EXERCISE BRIEF: Look through the data and write out every line with the word "name" in it.
•••
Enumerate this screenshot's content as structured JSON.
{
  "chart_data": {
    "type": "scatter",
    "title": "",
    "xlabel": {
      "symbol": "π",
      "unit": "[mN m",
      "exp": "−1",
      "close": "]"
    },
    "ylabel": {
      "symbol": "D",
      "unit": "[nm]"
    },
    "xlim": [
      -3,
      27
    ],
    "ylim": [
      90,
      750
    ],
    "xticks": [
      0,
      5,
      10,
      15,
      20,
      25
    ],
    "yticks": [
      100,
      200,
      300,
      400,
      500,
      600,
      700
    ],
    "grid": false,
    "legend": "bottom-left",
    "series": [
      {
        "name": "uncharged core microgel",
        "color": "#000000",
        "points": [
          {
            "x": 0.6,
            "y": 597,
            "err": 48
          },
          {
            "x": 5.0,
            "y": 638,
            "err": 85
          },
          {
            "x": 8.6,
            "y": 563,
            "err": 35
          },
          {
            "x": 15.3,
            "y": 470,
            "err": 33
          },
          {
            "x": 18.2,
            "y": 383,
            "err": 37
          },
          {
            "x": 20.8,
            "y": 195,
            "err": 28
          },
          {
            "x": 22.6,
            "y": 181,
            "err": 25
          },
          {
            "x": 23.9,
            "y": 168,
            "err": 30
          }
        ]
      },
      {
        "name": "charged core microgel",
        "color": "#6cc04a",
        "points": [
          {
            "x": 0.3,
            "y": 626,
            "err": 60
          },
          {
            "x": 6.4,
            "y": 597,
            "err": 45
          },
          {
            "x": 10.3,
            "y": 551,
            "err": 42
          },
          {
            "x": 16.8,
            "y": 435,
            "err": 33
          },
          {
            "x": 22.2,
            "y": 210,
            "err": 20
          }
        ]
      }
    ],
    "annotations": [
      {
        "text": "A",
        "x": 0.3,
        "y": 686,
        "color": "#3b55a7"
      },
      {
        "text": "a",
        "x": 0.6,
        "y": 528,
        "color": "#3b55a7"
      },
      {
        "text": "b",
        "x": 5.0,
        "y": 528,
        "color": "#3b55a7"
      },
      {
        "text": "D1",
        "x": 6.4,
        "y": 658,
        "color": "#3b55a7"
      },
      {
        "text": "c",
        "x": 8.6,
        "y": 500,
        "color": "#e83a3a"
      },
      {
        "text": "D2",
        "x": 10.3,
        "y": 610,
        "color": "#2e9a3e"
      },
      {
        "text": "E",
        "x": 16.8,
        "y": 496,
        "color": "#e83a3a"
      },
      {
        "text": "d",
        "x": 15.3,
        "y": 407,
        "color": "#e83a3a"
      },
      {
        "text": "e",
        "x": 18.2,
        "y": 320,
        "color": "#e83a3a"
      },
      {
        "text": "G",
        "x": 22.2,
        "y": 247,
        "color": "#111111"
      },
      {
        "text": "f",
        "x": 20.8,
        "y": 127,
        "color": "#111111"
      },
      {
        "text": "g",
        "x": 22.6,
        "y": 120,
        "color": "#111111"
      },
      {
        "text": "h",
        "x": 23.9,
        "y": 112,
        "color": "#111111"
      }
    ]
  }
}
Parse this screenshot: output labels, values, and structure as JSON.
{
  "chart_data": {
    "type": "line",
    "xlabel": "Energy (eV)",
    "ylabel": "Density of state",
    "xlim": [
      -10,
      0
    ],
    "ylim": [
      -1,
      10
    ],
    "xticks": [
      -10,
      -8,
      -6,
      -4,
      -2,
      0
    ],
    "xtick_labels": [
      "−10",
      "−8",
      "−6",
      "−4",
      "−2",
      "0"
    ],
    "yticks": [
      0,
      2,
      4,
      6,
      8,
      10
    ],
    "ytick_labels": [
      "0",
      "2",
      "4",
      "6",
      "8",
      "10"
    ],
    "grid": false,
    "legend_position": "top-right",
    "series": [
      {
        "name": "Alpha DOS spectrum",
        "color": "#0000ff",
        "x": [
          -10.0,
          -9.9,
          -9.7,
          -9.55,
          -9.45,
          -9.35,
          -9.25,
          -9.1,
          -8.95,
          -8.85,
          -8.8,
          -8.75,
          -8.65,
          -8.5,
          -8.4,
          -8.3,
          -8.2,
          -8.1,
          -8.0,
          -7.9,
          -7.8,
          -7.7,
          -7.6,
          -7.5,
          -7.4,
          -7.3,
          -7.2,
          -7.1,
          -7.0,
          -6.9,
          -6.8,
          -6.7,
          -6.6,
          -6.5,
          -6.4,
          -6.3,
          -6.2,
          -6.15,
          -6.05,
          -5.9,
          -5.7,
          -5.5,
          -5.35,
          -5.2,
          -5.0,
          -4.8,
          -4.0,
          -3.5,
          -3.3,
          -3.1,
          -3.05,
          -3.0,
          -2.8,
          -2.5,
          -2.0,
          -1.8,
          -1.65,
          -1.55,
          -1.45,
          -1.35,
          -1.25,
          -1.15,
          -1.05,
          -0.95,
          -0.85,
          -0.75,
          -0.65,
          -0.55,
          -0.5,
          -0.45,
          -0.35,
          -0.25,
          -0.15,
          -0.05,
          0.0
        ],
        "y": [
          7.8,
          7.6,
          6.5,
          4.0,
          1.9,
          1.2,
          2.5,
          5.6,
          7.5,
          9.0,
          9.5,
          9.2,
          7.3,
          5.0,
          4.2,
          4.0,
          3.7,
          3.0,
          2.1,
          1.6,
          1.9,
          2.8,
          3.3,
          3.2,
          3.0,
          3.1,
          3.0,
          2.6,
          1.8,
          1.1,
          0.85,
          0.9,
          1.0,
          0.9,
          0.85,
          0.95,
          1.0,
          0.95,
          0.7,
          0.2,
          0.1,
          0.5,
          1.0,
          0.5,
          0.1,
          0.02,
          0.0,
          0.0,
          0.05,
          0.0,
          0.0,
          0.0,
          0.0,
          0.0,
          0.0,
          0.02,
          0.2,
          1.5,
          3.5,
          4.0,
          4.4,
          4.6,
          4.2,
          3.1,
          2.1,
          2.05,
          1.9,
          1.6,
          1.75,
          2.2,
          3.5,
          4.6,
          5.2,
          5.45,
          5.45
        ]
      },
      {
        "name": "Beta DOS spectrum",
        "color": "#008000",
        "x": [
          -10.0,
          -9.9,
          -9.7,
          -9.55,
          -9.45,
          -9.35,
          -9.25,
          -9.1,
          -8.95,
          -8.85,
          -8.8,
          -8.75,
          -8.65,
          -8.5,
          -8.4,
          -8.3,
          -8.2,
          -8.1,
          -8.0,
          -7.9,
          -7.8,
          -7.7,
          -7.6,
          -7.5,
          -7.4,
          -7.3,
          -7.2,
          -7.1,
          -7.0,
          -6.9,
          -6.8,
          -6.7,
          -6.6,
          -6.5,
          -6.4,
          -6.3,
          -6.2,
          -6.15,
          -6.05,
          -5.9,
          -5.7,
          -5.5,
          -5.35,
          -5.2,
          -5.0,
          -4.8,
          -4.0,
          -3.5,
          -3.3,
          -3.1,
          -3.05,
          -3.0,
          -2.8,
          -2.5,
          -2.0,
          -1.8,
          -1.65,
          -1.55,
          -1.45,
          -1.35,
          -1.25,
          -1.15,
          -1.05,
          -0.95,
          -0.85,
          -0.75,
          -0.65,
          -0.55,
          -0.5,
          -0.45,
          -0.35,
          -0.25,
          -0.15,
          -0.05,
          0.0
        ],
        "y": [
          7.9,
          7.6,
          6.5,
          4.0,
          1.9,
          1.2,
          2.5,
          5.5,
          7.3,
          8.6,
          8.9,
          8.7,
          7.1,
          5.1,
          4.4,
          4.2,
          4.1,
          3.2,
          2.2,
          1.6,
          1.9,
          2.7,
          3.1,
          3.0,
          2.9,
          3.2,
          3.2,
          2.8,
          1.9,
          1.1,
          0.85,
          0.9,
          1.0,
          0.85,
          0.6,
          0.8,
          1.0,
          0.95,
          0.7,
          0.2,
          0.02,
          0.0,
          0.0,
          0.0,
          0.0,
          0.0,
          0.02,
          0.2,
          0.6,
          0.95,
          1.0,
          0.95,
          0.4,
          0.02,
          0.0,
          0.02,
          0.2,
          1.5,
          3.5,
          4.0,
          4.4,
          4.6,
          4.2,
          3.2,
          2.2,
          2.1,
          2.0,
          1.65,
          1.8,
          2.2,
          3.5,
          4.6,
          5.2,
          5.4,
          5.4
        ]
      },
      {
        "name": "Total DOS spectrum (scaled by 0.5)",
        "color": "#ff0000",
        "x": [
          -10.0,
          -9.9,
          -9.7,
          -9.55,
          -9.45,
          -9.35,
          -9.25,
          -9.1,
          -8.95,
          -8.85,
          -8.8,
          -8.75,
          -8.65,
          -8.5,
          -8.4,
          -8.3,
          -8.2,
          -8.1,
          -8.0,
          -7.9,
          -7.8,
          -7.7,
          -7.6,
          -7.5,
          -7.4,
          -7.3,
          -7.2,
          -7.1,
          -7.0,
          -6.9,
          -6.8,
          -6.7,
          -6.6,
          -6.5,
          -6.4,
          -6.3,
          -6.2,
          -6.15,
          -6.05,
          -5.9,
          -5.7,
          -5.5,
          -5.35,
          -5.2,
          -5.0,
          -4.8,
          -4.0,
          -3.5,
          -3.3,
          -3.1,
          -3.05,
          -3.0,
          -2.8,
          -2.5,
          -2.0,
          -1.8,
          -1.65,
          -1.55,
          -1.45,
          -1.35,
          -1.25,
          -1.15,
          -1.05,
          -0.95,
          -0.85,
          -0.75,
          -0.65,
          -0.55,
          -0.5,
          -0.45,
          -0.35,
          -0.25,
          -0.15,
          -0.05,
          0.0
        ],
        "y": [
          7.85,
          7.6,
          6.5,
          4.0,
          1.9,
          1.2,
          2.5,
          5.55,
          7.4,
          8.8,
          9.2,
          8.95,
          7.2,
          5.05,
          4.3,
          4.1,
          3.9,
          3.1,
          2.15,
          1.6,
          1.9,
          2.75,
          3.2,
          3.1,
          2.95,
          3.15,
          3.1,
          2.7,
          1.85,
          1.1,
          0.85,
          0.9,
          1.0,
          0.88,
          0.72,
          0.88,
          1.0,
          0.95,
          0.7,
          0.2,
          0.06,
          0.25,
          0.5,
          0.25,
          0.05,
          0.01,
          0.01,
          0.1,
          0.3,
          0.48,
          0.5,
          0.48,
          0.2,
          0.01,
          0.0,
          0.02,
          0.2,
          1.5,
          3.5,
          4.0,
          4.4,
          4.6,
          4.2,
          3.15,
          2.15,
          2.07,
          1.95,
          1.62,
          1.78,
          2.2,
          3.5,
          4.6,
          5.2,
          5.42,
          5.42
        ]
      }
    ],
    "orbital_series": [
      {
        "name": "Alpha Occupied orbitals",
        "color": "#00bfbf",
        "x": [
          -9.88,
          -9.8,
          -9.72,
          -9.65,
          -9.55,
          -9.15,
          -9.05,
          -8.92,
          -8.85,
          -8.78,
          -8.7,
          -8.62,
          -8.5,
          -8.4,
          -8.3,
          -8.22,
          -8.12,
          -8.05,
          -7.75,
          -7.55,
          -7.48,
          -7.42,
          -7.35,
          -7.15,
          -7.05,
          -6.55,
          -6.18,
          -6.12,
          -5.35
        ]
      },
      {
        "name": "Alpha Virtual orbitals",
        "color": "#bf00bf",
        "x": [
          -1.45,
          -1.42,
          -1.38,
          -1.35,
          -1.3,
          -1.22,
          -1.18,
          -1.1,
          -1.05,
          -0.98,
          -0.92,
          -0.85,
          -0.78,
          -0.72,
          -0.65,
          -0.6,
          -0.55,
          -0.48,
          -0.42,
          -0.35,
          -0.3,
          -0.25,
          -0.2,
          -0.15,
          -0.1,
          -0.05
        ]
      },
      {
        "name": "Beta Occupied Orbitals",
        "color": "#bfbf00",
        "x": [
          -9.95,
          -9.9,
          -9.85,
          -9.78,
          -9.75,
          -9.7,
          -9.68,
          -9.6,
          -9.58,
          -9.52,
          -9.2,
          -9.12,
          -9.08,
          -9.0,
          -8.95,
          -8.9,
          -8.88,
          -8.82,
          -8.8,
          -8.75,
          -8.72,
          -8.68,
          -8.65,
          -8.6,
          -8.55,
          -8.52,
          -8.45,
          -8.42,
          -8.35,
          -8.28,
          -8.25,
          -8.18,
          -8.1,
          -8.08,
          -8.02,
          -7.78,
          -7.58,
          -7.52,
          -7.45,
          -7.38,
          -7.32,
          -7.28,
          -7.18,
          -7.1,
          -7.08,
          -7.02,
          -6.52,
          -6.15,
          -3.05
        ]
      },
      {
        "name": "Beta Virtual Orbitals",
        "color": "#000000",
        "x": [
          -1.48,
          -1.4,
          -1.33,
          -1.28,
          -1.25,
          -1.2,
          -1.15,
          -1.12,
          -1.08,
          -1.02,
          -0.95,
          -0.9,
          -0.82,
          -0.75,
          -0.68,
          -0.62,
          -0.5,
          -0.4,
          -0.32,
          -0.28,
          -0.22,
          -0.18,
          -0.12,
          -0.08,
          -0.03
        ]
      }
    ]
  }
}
•••
RESULT:
        "name": "uncharged core microgel",
        "name": "charged core microgel",
        "name": "Alpha DOS spectrum",
        "name": "Beta DOS spectrum",
        "name": "Total DOS spectrum (scaled by 0.5)",
        "name": "Alpha Occupied orbitals",
        "name": "Alpha Virtual orbitals",
        "name": "Beta Occupied Orbitals",
        "name": "Beta Virtual Orbitals",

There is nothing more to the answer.